Collect all lines containing the word "preventivních" from the data.

Begin Supplied data

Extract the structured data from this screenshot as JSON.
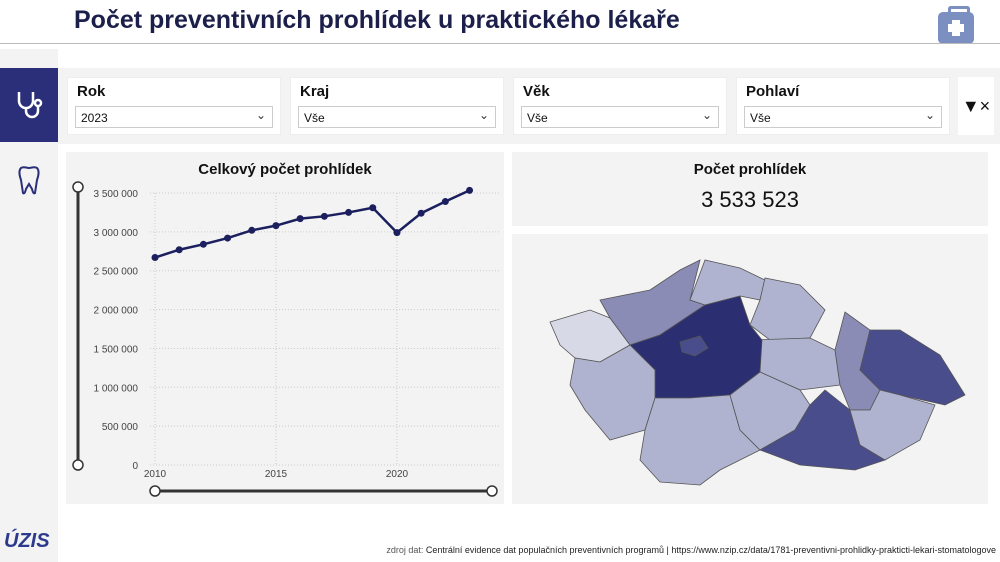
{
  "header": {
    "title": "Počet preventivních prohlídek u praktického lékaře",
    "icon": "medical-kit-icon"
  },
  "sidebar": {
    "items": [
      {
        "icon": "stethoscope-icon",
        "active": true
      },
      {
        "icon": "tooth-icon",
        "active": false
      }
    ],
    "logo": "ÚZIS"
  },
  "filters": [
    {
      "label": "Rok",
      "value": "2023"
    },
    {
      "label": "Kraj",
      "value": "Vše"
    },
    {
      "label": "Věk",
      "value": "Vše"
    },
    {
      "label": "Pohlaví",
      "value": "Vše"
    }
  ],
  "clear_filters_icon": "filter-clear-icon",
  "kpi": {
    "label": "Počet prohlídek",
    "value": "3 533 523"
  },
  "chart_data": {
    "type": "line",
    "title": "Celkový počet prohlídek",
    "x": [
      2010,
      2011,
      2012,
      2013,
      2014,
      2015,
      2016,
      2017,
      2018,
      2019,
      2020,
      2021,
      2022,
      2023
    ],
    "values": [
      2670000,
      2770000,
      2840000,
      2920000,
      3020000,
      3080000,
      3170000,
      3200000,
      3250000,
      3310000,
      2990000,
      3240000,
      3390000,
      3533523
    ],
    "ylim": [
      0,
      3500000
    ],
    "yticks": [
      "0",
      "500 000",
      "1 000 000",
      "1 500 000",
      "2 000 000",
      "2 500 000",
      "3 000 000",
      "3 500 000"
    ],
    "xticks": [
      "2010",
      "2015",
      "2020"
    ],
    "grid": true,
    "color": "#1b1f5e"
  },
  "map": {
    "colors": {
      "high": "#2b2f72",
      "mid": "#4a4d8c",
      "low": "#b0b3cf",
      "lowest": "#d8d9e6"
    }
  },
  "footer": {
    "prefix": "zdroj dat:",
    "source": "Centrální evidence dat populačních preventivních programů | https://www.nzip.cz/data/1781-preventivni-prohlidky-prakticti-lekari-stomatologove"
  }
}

End Supplied data

Complete response ▸
    "title": "Počet preventivních prohlídek u praktického lékaře",
    "source": "Centrální evidence dat populačních preventivních programů | https://www.nzip.cz/data/1781-preventivni-prohlidky-prakticti-lekari-stomatologove"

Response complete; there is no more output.